:: Task material ::

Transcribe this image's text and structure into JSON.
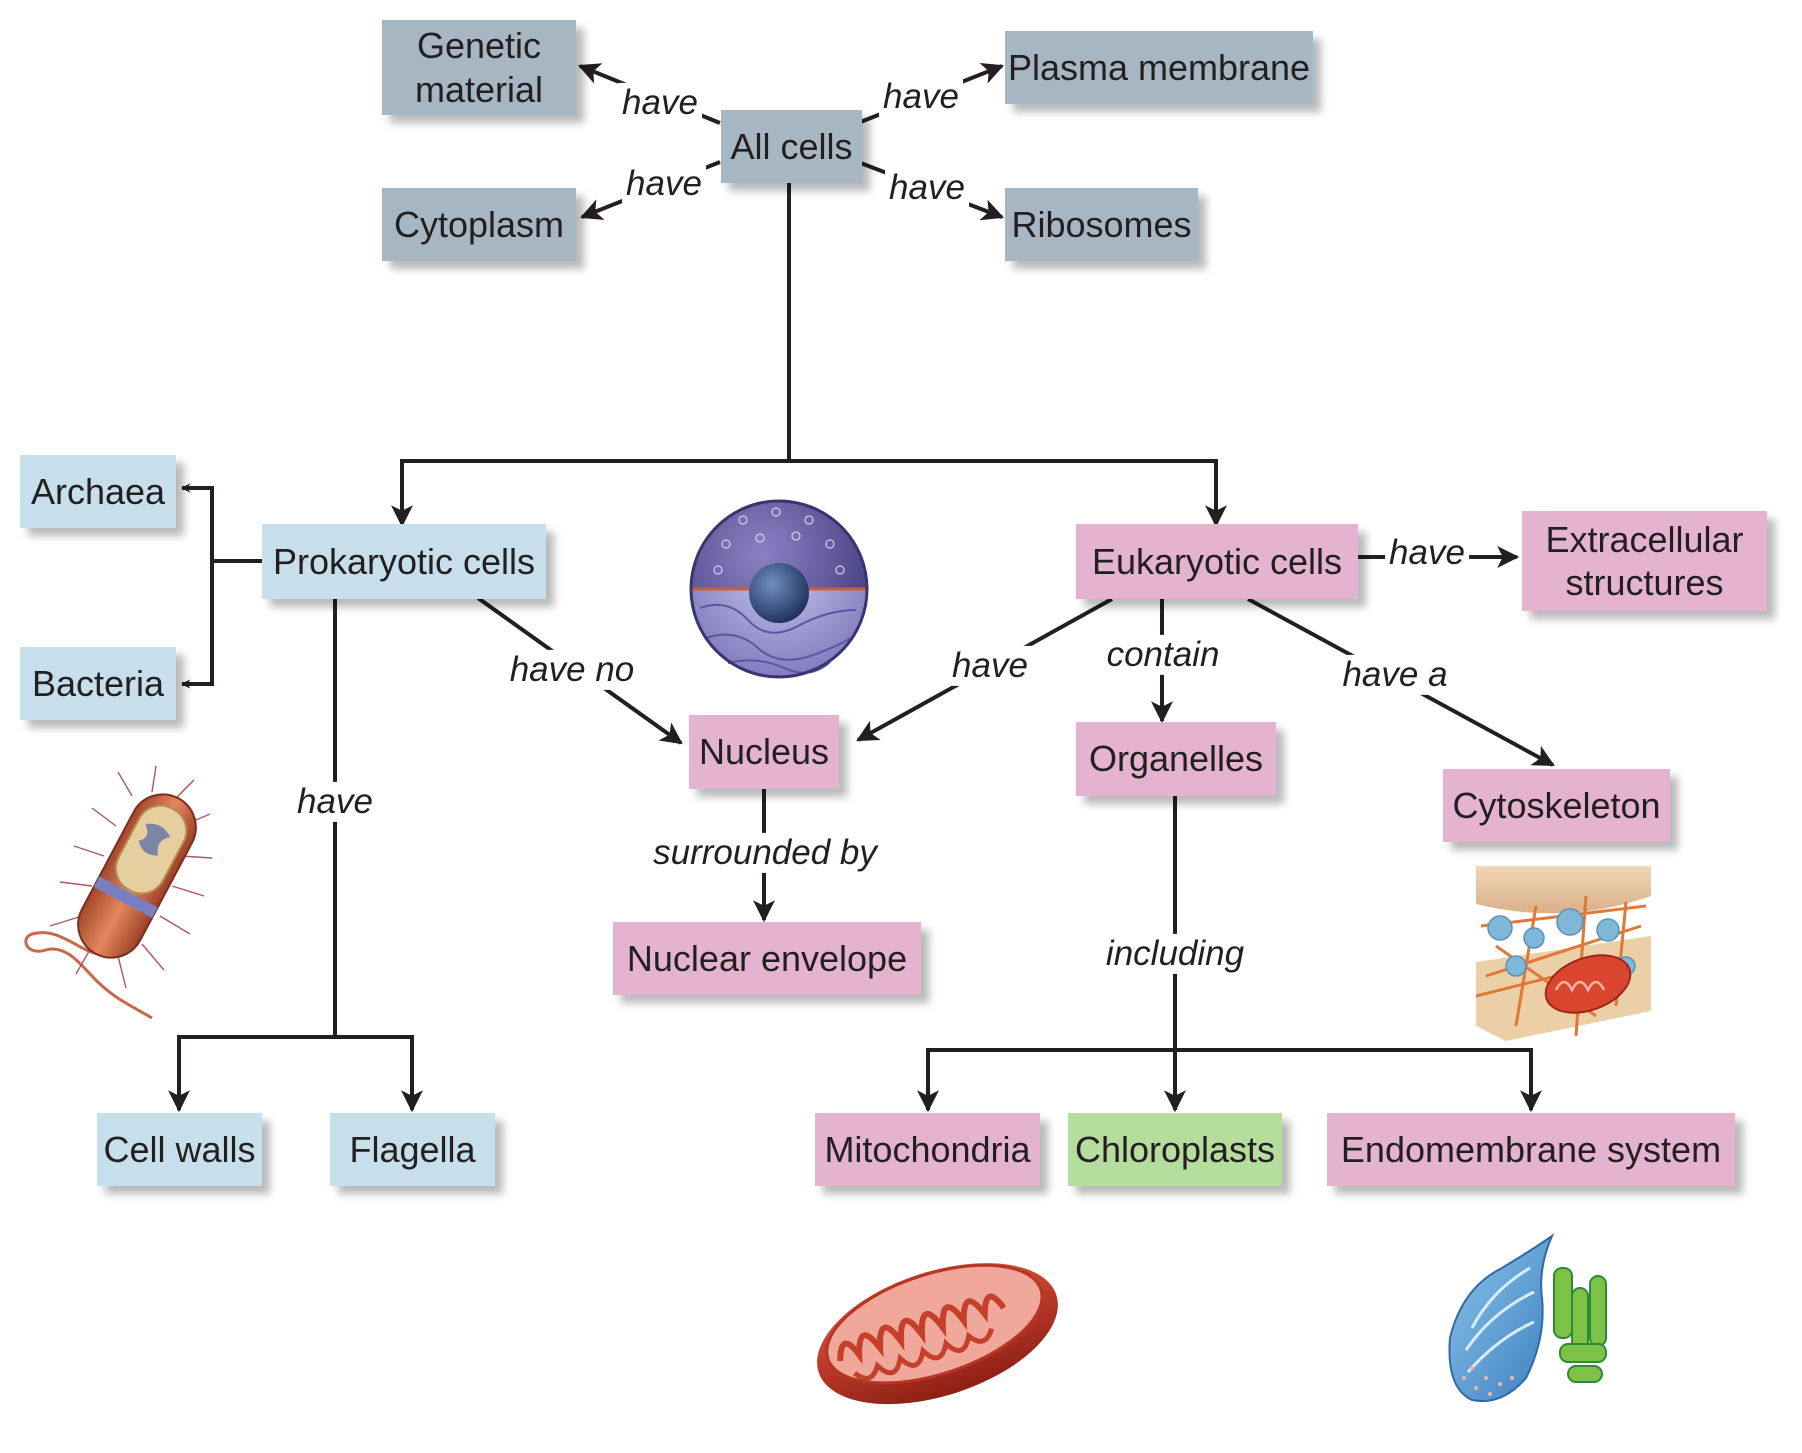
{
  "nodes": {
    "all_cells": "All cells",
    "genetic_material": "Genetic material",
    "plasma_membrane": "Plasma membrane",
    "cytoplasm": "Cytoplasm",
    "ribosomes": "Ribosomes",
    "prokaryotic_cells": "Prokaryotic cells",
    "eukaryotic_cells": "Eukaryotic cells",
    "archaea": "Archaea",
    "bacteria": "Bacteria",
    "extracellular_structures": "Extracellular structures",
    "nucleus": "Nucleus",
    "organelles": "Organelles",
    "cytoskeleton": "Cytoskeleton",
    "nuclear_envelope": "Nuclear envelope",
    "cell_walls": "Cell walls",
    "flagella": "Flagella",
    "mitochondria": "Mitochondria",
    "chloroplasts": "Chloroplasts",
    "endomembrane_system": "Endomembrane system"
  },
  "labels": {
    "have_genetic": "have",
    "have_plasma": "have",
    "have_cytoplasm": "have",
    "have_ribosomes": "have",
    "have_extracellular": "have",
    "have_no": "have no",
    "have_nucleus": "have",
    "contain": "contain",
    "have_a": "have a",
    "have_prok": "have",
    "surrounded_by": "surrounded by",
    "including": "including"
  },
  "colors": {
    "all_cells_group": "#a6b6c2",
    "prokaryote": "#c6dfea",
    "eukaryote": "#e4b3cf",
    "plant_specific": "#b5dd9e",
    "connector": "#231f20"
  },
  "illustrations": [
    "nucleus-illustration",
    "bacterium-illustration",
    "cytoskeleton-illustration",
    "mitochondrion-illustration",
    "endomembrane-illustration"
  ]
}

:::

▸ Work required:
Every record must be copied exactly, with images dropped from the result.

▸ Task response:
Transcribe this image's text and structure into JSON.
{
  "nodes": {
    "all_cells": "All cells",
    "genetic_material": "Genetic material",
    "plasma_membrane": "Plasma membrane",
    "cytoplasm": "Cytoplasm",
    "ribosomes": "Ribosomes",
    "prokaryotic_cells": "Prokaryotic cells",
    "eukaryotic_cells": "Eukaryotic cells",
    "archaea": "Archaea",
    "bacteria": "Bacteria",
    "extracellular_structures": "Extracellular structures",
    "nucleus": "Nucleus",
    "organelles": "Organelles",
    "cytoskeleton": "Cytoskeleton",
    "nuclear_envelope": "Nuclear envelope",
    "cell_walls": "Cell walls",
    "flagella": "Flagella",
    "mitochondria": "Mitochondria",
    "chloroplasts": "Chloroplasts",
    "endomembrane_system": "Endomembrane system"
  },
  "labels": {
    "have_genetic": "have",
    "have_plasma": "have",
    "have_cytoplasm": "have",
    "have_ribosomes": "have",
    "have_extracellular": "have",
    "have_no": "have no",
    "have_nucleus": "have",
    "contain": "contain",
    "have_a": "have a",
    "have_prok": "have",
    "surrounded_by": "surrounded by",
    "including": "including"
  },
  "colors": {
    "all_cells_group": "#a6b6c2",
    "prokaryote": "#c6dfea",
    "eukaryote": "#e4b3cf",
    "plant_specific": "#b5dd9e",
    "connector": "#231f20"
  },
  "illustrations": [
    "nucleus-illustration",
    "bacterium-illustration",
    "cytoskeleton-illustration",
    "mitochondrion-illustration",
    "endomembrane-illustration"
  ]
}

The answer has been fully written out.